• ARTICOLO
Ora come ora utilizzare il Real come termine di paragone è fuorviante. Siamo due realtà talmente distanti da appartenere a due mondi diversi, oggi. Bisogna ragionare per uno stadio intermedio, della durata di qualche stagione, meglio utilizzare il Borussia Dortmund o il Lipsia o il Tottenham come modelli in questo momento.

Poi quando la situazione sarà meglio definita e sostenibile, dovremo giustamente tornare a ragionare su come tornare a competere col Real, magari in concomitanza con la cessione della società da parte di Elliott. Farlo adesso è assurdo, nessuno sano di mente sarebbe disposto a prendersi il Milan in queste condizioni, perchè i soldi veri e freschi che dici tu sono da buttare in un pozzo senza fondo.


----------



## luigi61 (21 Febbraio 2020)

gabri65 ha scritto:


> Ovviamente non posso essere preciso, rischio di parlare a vanvera da non conoscitore della materia, come tu astutamente mi fai rilevare, proponendomi di esporre una mia soluzione originale.
> 
> Anzitutto la gestione a 360^ del club è sembrata nervosa. L'aver ingaggiato Leonardo e Gazidis mi sembra un controsenso, come abbiamo già detto. Poi il discorso Ibrahimovic. La cessione assurda di Zapata. Ma ci sono tante cose che non tornano, inutile mettersi a fare la lista della spesa.
> 
> ...



Lo sai perche non lo avverti/avvertiamo?? Semplicemente perché NON C'È!! Non sono un esperto di finanza ma qui dentro secondo me a parte forse Casnop non ci sono, sono tutte idee PERSONALI quello che si può o non può fare; lascia che arrivi una VERA NUOVA PROPRIETÀ e vedrai come le cose miglioreranno SUBITO!! Cio non significa che arrivi Mbappe,anche perché secondo alcuni noi lo abbiamo di già ahahahah ma comunque d'improvviso spariranno i Duarte Krunic e altri cessi assortiti


----------



## Raryof (21 Febbraio 2020)

mark ha scritto:


> Se Maldini e Boban dovessero andare via io non seguirò più il Milan, loro sono l'unica garanzia della buona fede di questa dirigenza, senza di loro cade tutto.
> Quest'anno mi sono pure fatto l'abbonamento per dimostrare che credevo in loro, ma senza col cavolo che rinnovo



Loro in realtà di garanzie ne danno poche poche visto che da quando hanno preso in mano il Milan hanno seguito un percorso molto poco chiaro.
Il mercato estivo è stato uno strazio, a partire dall'allenatore scelto totalmente campato in aria come l'utilizzo di Suso da trqrts serenamente avallato dalla dirigenza.
Poi c'è da dire che pensavano di avere molto più potere per manovrare ma anche con alcuni permessi vari questi non hanno nessun aggancio importante, sono la periferia dei dirigenti, Ibra a fine carriera non è 'sto gran colpo, ma in generale Maldini non sembra proprio portato per questo mestiere, Boban lo vedo totalmente disinteressato e Massara li segue a ruota.

• ELENCO

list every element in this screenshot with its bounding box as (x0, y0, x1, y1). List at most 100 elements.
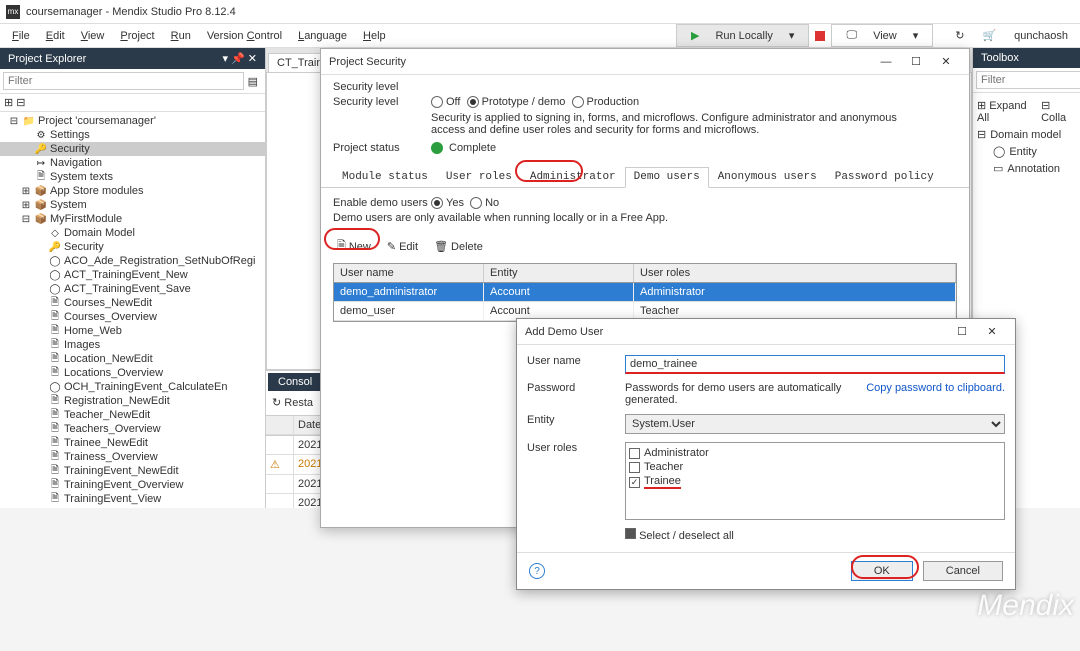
maximize-button[interactable]: ☐ (947, 325, 977, 338)
tree-item[interactable]: 🗎Trainee_NewEdit (0, 436, 265, 450)
filter-input[interactable] (3, 72, 244, 90)
tree-item[interactable]: 🗎Location_NewEdit (0, 352, 265, 366)
tree-item[interactable]: ⚙Settings (0, 128, 265, 142)
subtab[interactable]: Administrator (521, 167, 625, 187)
panel-title: Toolbox (981, 52, 1019, 64)
checkbox-admin[interactable] (629, 448, 640, 459)
tree-item[interactable]: ◯OCH_TrainingEvent_CalculateEn (0, 380, 265, 394)
chevron-down-icon: ▾ (783, 27, 801, 44)
tree-item[interactable]: ◯ACT_TrainingEvent_Save (0, 282, 265, 296)
tree-item[interactable]: 🗎Teachers_Overview (0, 422, 265, 436)
expand-all-button[interactable]: ⊞ Expand All (977, 99, 1037, 124)
copy-password-link[interactable]: Copy password to clipboard. (866, 382, 1005, 406)
help-icon[interactable]: ? (529, 563, 545, 579)
tree-item[interactable]: 🗎Trainess_Overview (0, 450, 265, 464)
tree-item[interactable]: ◯ACT_TrainingEvent_New (0, 268, 265, 282)
restart-button[interactable]: ↻ Resta (272, 396, 313, 412)
tree-item[interactable]: 🗎Courses_Overview (0, 310, 265, 324)
menu-language[interactable]: Language (292, 28, 353, 44)
tree-item[interactable]: 🗎Registration_NewEdit (0, 394, 265, 408)
run-locally-button[interactable]: ▶ Run Locally ▾ (676, 24, 809, 47)
list-mode-icon[interactable]: ▤ (244, 75, 262, 88)
tree-item[interactable]: ◯ACO_Ade_Registration_SetNubOfRegi (0, 254, 265, 268)
cancel-button[interactable]: Cancel (923, 561, 1003, 581)
dialog-title: Project Security (329, 56, 871, 68)
menu-project[interactable]: Project (114, 28, 160, 44)
tree-item[interactable]: 🗎Images (0, 338, 265, 352)
project-tree[interactable]: ⊟📁Project 'coursemanager'⚙Settings🔑Secur… (0, 112, 265, 508)
status-dot-icon (431, 142, 443, 154)
subtab[interactable]: Demo users (625, 167, 709, 188)
radio-yes[interactable] (431, 197, 443, 209)
tree-item[interactable]: 🗎Teacher_NewEdit (0, 408, 265, 422)
tree-item[interactable]: 🗎TrainingEvent_Overview (0, 478, 265, 492)
menu-run[interactable]: Run (165, 28, 197, 44)
tree-item[interactable]: 🗎Courses_NewEdit (0, 296, 265, 310)
tree-item[interactable]: ⊟📦MyFirstModule (0, 212, 265, 226)
tree-item[interactable]: 🔑Security (0, 240, 265, 254)
tree-item[interactable]: ◇Domain Model (0, 226, 265, 240)
tree-item[interactable]: ⊟📁Project 'coursemanager' (0, 114, 265, 128)
tree-item[interactable]: ⊞📦System (0, 198, 265, 212)
tree-item[interactable]: 🔑Security (0, 142, 265, 156)
checkbox-teacher[interactable] (629, 462, 640, 473)
radio-off[interactable] (431, 96, 443, 108)
panel-title: Project Explorer (8, 53, 86, 65)
close-button[interactable]: ✕ (931, 55, 961, 68)
window-title: coursemanager - Mendix Studio Pro 8.12.4 (26, 6, 236, 18)
tree-item[interactable]: 🗎System texts (0, 170, 265, 184)
tree-item[interactable]: 🗎TrainingEvent_NewEdit (0, 464, 265, 478)
ok-button[interactable]: OK (851, 561, 913, 581)
app-logo: mx (6, 5, 20, 19)
col-username: User name (334, 264, 484, 282)
entity-select[interactable]: System.User (625, 414, 1005, 434)
tool-annotation[interactable]: ▭ Annotation (977, 160, 1076, 177)
menu-help[interactable]: Help (357, 28, 392, 44)
checkbox-trainee[interactable]: ✓ (629, 477, 640, 488)
group-domain-model[interactable]: ⊟ Domain model (977, 126, 1076, 143)
tree-item[interactable]: 🗎Locations_Overview (0, 366, 265, 380)
tree-item[interactable]: 🗎TrainingEvent_View (0, 492, 265, 506)
stop-button[interactable] (815, 31, 825, 41)
maximize-button[interactable]: ☐ (901, 55, 931, 68)
edit-button[interactable]: ✎ Edit (383, 236, 422, 257)
radio-prototype[interactable] (467, 96, 479, 108)
subtab[interactable]: Password policy (826, 167, 943, 187)
security-help-text: Security is applied to signing in, forms… (431, 112, 931, 136)
menu-view[interactable]: View (75, 28, 111, 44)
subtab[interactable]: User roles (437, 167, 521, 187)
expand-icon[interactable]: ⊞ (4, 97, 13, 109)
console-tab[interactable]: Consol (268, 373, 322, 391)
subtab[interactable]: Anonymous users (709, 167, 826, 187)
radio-production[interactable] (572, 96, 584, 108)
table-row[interactable]: demo_administratorAccountAdministrator (334, 283, 956, 302)
cart-icon[interactable]: 🛒 (976, 27, 1002, 44)
sync-icon[interactable]: ↻ (949, 27, 970, 44)
close-button[interactable]: ✕ (977, 325, 1007, 338)
minimize-button[interactable]: — (871, 56, 901, 68)
project-explorer-panel: Project Explorer ▾ 📌 ✕ ▤ ⊞ ⊟ ⊟📁Project '… (0, 48, 266, 508)
delete-button[interactable]: 🗑 Delete (430, 236, 487, 257)
select-all-checkbox[interactable] (625, 528, 636, 539)
radio-no[interactable] (470, 197, 482, 209)
new-button[interactable]: 🗎 New (333, 236, 375, 257)
menu-edit[interactable]: Edit (40, 28, 71, 44)
entity-label: Entity (527, 414, 625, 426)
username[interactable]: qunchaosh (1008, 28, 1074, 44)
collapse-all-button[interactable]: ⊟ Colla (1041, 99, 1076, 124)
menu-file[interactable]: File (6, 28, 36, 44)
tree-item[interactable]: 🗎Home_Web (0, 324, 265, 338)
enable-demo-label: Enable demo users (333, 197, 431, 209)
roles-listbox[interactable]: Administrator Teacher ✓Trainee (625, 442, 1005, 520)
menu-version-control[interactable]: Version Control (201, 28, 288, 44)
username-input[interactable] (625, 355, 1005, 374)
subtab[interactable]: Module status (333, 167, 437, 187)
col-entity: Entity (484, 264, 634, 282)
view-button[interactable]: 🖵 View ▾ (831, 24, 933, 47)
tree-item[interactable]: ⊞📦App Store modules (0, 184, 265, 198)
toolbox-filter[interactable] (976, 71, 1080, 89)
collapse-icon[interactable]: ⊟ (16, 97, 25, 109)
demo-users-grid[interactable]: User name Entity User roles demo_adminis… (333, 263, 957, 322)
tool-entity[interactable]: ◯ Entity (977, 143, 1076, 160)
panel-controls[interactable]: ▾ 📌 ✕ (222, 52, 257, 65)
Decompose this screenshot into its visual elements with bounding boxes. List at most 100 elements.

• CONSEGNE
A. Individua nell'elenco tutte le righe che contengono la stringa "Explorer" e copiale, distinguendo tra maiuscole e minuscole.
B. Riprendi la discussione sul Milan e proseguila dopo l'ultima frase.

• RISPOSTE PER CONSEGNA
A.
panel-title: Project Explorer (8, 53, 86, 65)
project-explorer-panel: Project Explorer ▾ 📌 ✕ ▤ ⊞ ⊟ ⊟📁Project '… (0, 48, 266, 508)

B.
Adesso magari qualcuno dirà che è colpa di Aivan ma lo dovevano capire prima, che credito ha Paolino se la scelta di Giampaolo ci ha fatto buttare la stagione? perché quando tu ad ottobre vai a prendere Pioli dopo una vittoria denoti solamente tanta incompetenza nella scelta del percorso che in teoria avremmo dovuto cominciare in estate.
La realtà è che siamo dei boccaloni ma una cosa per me deve essere chiara a tutti, Paolino e Boban con Aivan non c'entrano nulla, sono mondi differenti, possono fargli la guerra finché vogliono ma la migliore pallottola sarebbe stata una stagione da quarto posto con allenatore azzeccato, no? perché all'inizio ci hanno provato a screditare il cattivo Aivan ma poi si sono accorti che quel potere decisionale non era il loro e adesso giustamente la "proprietà" guarda oltre perché sa che con dirigenti così inesperti si fa male pure quel poco che viene richiesto (perché per fare una squadra da quarto posto basterebbe davvero un minimo di competenza).


----------



## Lineker10 (21 Febbraio 2020)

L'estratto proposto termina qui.